▶ **Supplied information**

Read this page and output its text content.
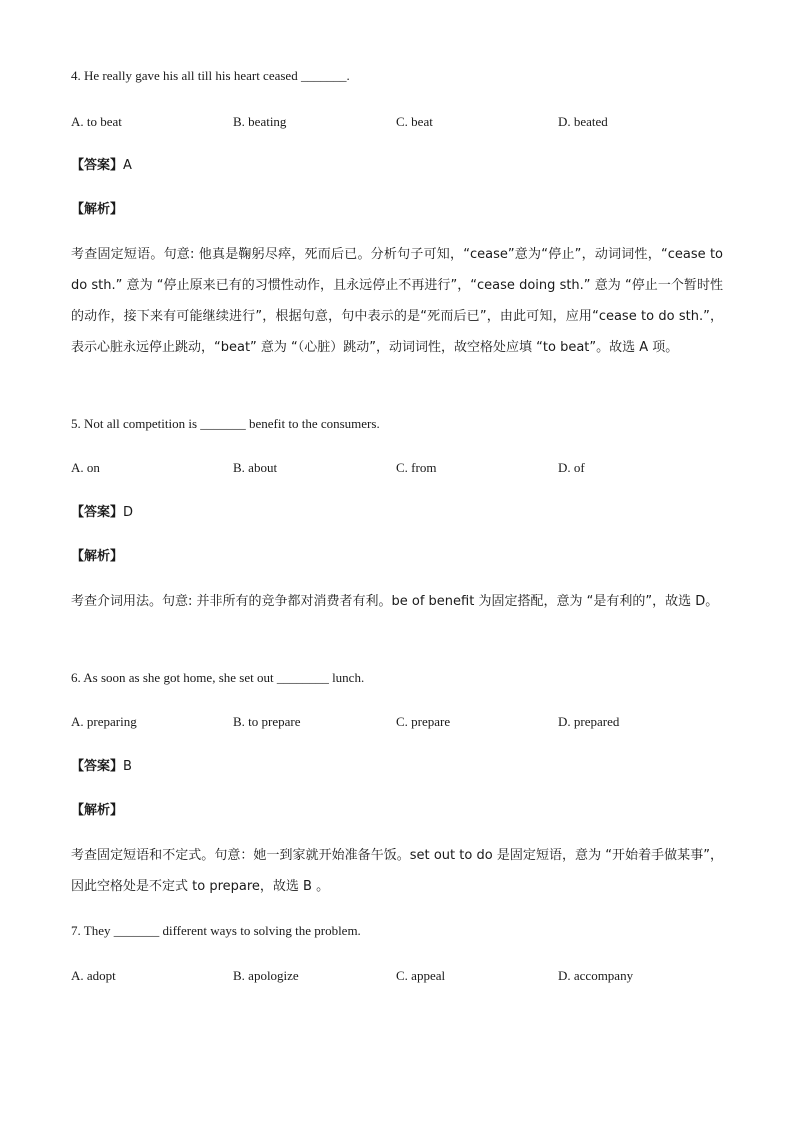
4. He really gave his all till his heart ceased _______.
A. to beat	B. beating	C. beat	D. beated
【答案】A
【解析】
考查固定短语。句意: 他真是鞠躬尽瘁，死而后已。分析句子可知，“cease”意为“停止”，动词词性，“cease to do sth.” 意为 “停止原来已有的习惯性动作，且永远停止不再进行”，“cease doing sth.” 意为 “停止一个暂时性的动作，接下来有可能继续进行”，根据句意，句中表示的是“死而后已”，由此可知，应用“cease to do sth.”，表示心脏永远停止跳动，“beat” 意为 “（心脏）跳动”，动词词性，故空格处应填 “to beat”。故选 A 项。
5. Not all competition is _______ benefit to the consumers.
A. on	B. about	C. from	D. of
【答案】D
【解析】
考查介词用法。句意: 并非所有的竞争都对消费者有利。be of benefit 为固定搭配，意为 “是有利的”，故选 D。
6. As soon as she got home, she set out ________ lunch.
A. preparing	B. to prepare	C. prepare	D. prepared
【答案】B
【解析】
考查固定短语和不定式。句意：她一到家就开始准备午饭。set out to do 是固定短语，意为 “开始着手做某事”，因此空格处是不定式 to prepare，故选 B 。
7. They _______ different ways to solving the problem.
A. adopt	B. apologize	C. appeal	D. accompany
==
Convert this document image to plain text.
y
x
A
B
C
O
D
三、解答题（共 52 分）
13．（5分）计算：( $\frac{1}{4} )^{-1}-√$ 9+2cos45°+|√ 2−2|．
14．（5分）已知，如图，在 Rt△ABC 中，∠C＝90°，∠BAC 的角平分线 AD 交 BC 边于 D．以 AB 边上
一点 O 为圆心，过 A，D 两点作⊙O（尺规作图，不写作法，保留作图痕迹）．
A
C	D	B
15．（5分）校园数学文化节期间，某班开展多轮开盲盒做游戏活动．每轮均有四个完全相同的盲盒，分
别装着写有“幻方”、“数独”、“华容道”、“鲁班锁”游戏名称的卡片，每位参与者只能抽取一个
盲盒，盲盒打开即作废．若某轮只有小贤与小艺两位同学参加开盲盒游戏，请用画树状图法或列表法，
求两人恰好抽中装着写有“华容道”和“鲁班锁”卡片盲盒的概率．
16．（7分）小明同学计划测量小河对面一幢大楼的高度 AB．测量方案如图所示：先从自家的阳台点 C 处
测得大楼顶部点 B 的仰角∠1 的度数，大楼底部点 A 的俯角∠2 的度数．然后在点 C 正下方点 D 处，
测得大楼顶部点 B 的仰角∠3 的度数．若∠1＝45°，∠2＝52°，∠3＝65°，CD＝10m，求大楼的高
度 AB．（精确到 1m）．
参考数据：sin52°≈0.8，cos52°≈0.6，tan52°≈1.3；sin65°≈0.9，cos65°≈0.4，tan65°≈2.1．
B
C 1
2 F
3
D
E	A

▶ **To be done**
Go through the records and gather the lines that hold "测得大楼顶部点".

▶ **Reply to the exercise**
测得大楼顶部点 B 的仰角∠1 的度数，大楼底部点 A 的俯角∠2 的度数．然后在点 C 正下方点 D 处，
测得大楼顶部点 B 的仰角∠3 的度数．若∠1＝45°，∠2＝52°，∠3＝65°，CD＝10m，求大楼的高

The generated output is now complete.